Please print the full listing exactly.

── MATERIAL

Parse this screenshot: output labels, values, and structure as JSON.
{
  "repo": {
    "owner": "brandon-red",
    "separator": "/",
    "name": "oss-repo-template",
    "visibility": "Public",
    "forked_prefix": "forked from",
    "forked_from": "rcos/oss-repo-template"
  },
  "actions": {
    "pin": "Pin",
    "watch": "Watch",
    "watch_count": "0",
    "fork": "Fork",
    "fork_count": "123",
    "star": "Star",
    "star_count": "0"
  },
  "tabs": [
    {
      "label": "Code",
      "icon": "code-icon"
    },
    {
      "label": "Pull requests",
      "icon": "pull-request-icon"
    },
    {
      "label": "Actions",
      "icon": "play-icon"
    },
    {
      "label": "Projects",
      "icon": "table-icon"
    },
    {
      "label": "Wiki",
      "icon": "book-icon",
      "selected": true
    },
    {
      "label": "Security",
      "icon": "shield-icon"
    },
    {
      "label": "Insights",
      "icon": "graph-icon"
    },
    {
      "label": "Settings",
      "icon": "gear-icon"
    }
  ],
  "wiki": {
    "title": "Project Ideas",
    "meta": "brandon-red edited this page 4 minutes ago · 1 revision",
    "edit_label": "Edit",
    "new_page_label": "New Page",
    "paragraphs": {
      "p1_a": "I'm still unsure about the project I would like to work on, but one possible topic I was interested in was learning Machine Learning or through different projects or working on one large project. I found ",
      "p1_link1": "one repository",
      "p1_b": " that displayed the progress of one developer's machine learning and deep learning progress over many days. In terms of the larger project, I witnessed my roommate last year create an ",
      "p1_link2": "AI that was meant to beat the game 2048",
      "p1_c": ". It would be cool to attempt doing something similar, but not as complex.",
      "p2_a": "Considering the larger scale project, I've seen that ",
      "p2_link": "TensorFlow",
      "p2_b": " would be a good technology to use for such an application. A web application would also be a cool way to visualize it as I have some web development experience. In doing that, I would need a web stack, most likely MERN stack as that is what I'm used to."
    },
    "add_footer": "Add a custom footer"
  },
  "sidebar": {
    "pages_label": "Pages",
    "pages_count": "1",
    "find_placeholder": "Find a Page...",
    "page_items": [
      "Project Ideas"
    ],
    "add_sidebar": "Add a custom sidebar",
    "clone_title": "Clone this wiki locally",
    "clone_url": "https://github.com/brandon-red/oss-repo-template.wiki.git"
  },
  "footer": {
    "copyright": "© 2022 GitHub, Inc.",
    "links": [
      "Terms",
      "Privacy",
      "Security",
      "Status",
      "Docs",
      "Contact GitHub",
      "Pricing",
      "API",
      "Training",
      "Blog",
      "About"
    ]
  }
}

────

▶ **REPLY**:
Parse this screenshot: output labels, values, and structure as JSON.
{
  "repo": {
    "owner": "brandon-red",
    "separator": "/",
    "name": "oss-repo-template",
    "visibility": "Public",
    "forked_prefix": "forked from",
    "forked_from": "rcos/oss-repo-template"
  },
  "actions": {
    "pin": "Pin",
    "watch": "Watch",
    "watch_count": "0",
    "fork": "Fork",
    "fork_count": "123",
    "star": "Star",
    "star_count": "0"
  },
  "tabs": [
    {
      "label": "Code",
      "icon": "code-icon"
    },
    {
      "label": "Pull requests",
      "icon": "pull-request-icon"
    },
    {
      "label": "Actions",
      "icon": "play-icon"
    },
    {
      "label": "Projects",
      "icon": "table-icon"
    },
    {
      "label": "Wiki",
      "icon": "book-icon",
      "selected": true
    },
    {
      "label": "Security",
      "icon": "shield-icon"
    },
    {
      "label": "Insights",
      "icon": "graph-icon"
    },
    {
      "label": "Settings",
      "icon": "gear-icon"
    }
  ],
  "wiki": {
    "title": "Project Ideas",
    "meta": "brandon-red edited this page 4 minutes ago · 1 revision",
    "edit_label": "Edit",
    "new_page_label": "New Page",
    "paragraphs": {
      "p1_a": "I'm still unsure about the project I would like to work on, but one possible topic I was interested in was learning Machine Learning or through different projects or working on one large project. I found ",
      "p1_link1": "one repository",
      "p1_b": " that displayed the progress of one developer's machine learning and deep learning progress over many days. In terms of the larger project, I witnessed my roommate last year create an ",
      "p1_link2": "AI that was meant to beat the game 2048",
      "p1_c": ". It would be cool to attempt doing something similar, but not as complex.",
      "p2_a": "Considering the larger scale project, I've seen that ",
      "p2_link": "TensorFlow",
      "p2_b": " would be a good technology to use for such an application. A web application would also be a cool way to visualize it as I have some web development experience. In doing that, I would need a web stack, most likely MERN stack as that is what I'm used to."
    },
    "add_footer": "Add a custom footer"
  },
  "sidebar": {
    "pages_label": "Pages",
    "pages_count": "1",
    "find_placeholder": "Find a Page...",
    "page_items": [
      "Project Ideas"
    ],
    "add_sidebar": "Add a custom sidebar",
    "clone_title": "Clone this wiki locally",
    "clone_url": "https://github.com/brandon-red/oss-repo-template.wiki.git"
  },
  "footer": {
    "copyright": "© 2022 GitHub, Inc.",
    "links": [
      "Terms",
      "Privacy",
      "Security",
      "Status",
      "Docs",
      "Contact GitHub",
      "Pricing",
      "API",
      "Training",
      "Blog",
      "About"
    ]
  }
}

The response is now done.